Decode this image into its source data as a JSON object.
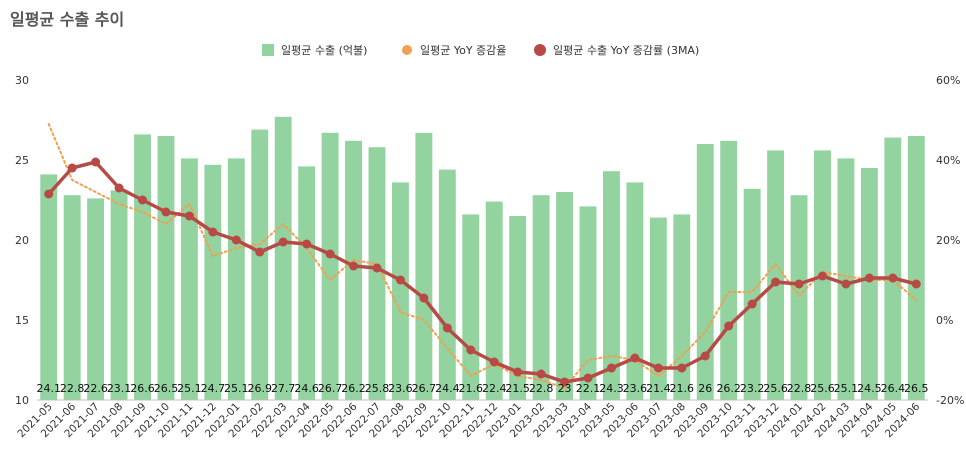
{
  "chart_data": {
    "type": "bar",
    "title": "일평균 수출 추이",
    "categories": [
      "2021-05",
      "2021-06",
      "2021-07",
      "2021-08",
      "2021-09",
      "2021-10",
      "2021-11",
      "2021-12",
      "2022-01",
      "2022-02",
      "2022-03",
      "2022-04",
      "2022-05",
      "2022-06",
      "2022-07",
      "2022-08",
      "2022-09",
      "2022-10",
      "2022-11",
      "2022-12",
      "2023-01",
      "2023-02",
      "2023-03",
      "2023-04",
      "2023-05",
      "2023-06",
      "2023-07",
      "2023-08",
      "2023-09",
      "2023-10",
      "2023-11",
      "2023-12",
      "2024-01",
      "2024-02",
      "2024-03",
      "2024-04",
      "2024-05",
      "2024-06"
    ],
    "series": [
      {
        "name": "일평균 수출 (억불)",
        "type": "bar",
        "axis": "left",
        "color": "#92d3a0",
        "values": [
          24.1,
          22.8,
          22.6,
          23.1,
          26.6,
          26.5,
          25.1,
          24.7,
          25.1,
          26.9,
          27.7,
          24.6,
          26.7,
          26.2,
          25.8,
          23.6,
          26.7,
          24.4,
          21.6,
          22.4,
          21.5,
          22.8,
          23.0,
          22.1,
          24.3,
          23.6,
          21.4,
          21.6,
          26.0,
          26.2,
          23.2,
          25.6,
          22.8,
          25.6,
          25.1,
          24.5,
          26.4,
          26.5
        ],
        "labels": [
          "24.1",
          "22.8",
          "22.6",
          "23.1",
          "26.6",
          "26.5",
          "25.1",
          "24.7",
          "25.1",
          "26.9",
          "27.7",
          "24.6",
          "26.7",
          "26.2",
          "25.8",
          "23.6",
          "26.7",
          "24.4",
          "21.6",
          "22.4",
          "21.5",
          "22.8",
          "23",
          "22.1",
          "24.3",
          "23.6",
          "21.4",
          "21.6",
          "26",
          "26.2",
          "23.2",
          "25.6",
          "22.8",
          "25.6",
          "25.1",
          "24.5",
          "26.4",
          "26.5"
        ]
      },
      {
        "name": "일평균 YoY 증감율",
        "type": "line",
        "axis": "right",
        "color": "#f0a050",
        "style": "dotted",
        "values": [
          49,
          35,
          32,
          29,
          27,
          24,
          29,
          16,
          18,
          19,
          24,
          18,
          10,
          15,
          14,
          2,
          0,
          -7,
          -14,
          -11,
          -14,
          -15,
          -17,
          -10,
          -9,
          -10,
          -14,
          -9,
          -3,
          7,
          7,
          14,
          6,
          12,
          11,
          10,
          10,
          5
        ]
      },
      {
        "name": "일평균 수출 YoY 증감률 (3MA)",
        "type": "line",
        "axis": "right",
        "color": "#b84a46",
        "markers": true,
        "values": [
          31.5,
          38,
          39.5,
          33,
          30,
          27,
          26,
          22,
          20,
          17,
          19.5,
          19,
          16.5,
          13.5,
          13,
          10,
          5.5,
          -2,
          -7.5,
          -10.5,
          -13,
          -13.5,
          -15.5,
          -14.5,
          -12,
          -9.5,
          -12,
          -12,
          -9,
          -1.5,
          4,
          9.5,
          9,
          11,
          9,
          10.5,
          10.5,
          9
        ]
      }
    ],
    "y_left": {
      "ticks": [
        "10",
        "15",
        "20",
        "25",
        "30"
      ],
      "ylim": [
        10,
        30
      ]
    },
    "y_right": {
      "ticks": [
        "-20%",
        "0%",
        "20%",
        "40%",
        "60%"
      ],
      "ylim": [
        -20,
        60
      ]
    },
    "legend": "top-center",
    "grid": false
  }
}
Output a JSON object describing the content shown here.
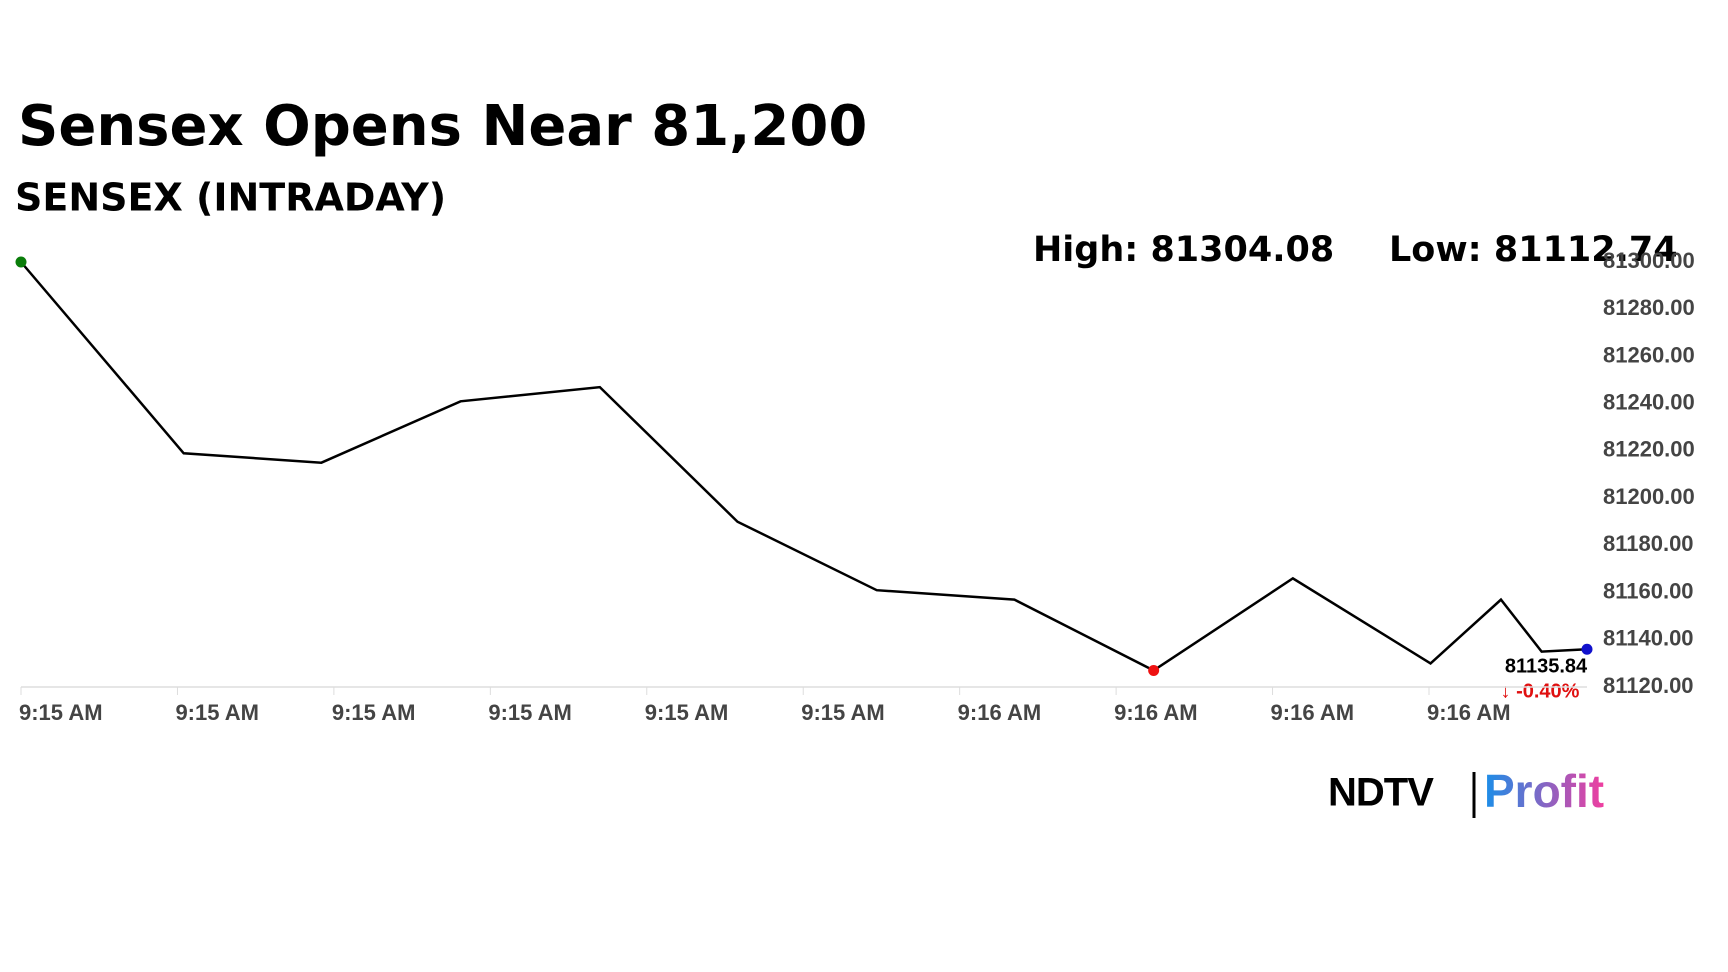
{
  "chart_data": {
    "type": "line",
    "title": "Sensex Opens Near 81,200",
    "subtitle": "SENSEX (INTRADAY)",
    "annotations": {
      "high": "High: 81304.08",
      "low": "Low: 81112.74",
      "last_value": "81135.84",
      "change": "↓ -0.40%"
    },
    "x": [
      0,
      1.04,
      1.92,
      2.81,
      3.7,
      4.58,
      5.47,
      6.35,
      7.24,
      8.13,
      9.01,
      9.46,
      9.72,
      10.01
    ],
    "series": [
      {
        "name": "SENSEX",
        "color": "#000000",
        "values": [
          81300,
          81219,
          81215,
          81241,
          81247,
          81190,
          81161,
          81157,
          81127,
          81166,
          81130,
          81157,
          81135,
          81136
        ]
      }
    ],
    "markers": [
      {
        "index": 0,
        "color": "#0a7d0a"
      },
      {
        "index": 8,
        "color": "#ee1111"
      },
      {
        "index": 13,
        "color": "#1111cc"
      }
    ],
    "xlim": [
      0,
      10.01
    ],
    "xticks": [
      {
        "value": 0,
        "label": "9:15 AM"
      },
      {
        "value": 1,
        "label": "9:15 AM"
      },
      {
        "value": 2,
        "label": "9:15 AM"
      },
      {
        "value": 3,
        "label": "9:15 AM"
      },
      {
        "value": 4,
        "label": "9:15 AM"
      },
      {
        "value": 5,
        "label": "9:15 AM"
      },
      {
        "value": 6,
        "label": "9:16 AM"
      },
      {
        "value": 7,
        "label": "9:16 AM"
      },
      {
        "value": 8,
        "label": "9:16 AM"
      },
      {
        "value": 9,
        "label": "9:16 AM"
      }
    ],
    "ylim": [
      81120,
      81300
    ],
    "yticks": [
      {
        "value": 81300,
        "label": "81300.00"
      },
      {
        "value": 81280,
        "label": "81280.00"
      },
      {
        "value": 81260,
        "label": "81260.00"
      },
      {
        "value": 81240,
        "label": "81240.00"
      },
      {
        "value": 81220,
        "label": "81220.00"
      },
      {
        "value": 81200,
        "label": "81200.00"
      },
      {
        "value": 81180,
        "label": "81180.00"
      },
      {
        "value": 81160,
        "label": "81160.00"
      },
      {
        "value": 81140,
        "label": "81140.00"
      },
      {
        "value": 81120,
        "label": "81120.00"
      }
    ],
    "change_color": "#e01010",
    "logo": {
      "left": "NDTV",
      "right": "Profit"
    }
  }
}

• • •

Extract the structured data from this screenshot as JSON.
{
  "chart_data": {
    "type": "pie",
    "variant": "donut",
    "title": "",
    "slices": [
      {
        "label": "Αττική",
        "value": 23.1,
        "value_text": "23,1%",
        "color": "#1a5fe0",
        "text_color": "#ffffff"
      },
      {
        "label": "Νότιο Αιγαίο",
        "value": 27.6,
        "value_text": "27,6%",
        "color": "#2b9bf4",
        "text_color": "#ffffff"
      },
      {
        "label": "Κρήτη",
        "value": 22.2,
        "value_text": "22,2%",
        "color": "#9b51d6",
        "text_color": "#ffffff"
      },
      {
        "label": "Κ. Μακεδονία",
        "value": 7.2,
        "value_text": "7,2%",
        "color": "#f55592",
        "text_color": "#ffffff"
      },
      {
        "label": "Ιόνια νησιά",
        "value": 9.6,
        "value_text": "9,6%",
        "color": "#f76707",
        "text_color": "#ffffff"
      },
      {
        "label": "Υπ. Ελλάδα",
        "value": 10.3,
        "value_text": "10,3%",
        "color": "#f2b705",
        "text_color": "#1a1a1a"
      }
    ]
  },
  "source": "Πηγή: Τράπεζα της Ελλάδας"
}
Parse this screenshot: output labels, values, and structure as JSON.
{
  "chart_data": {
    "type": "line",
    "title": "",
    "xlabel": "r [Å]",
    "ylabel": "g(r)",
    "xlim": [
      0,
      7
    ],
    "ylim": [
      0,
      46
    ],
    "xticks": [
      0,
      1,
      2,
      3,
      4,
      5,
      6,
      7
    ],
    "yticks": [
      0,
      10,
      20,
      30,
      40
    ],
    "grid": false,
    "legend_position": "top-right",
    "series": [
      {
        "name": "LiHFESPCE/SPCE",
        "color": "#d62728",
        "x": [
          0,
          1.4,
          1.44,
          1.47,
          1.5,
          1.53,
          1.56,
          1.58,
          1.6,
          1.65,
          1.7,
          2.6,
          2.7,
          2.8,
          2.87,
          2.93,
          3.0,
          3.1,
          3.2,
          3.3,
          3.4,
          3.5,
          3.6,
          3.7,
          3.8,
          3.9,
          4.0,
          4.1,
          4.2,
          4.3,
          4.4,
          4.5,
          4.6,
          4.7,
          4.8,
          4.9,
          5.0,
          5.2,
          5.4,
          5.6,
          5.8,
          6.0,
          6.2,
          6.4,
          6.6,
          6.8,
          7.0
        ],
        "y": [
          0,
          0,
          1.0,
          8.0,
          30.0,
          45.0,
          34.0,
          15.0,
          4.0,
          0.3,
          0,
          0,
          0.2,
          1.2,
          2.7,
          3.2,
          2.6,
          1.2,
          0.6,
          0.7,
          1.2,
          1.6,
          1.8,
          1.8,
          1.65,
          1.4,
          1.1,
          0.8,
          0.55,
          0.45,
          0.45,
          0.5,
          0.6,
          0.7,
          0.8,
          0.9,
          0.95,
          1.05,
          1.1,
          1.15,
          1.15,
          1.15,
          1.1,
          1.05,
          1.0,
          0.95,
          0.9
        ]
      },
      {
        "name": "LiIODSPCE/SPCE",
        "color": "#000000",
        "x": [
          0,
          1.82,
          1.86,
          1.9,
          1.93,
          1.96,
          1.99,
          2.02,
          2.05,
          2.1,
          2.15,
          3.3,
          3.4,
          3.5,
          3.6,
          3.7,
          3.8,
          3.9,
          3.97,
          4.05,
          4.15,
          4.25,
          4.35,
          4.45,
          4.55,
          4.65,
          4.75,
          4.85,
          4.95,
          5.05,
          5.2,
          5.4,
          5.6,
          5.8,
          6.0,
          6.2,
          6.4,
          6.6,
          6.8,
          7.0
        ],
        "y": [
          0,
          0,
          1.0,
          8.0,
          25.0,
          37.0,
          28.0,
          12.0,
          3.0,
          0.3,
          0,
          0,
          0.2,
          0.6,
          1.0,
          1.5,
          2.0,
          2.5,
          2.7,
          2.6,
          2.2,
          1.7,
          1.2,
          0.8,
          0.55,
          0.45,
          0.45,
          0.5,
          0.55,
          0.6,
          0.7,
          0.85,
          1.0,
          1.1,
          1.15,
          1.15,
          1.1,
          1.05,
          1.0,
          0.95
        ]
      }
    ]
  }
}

• • •

Exercise aim: Working from the listing above, pick out every line that has "labels" and copy it.

Answer below:
        "labels": [
Parse this screenshot: output labels, values, and structure as JSON.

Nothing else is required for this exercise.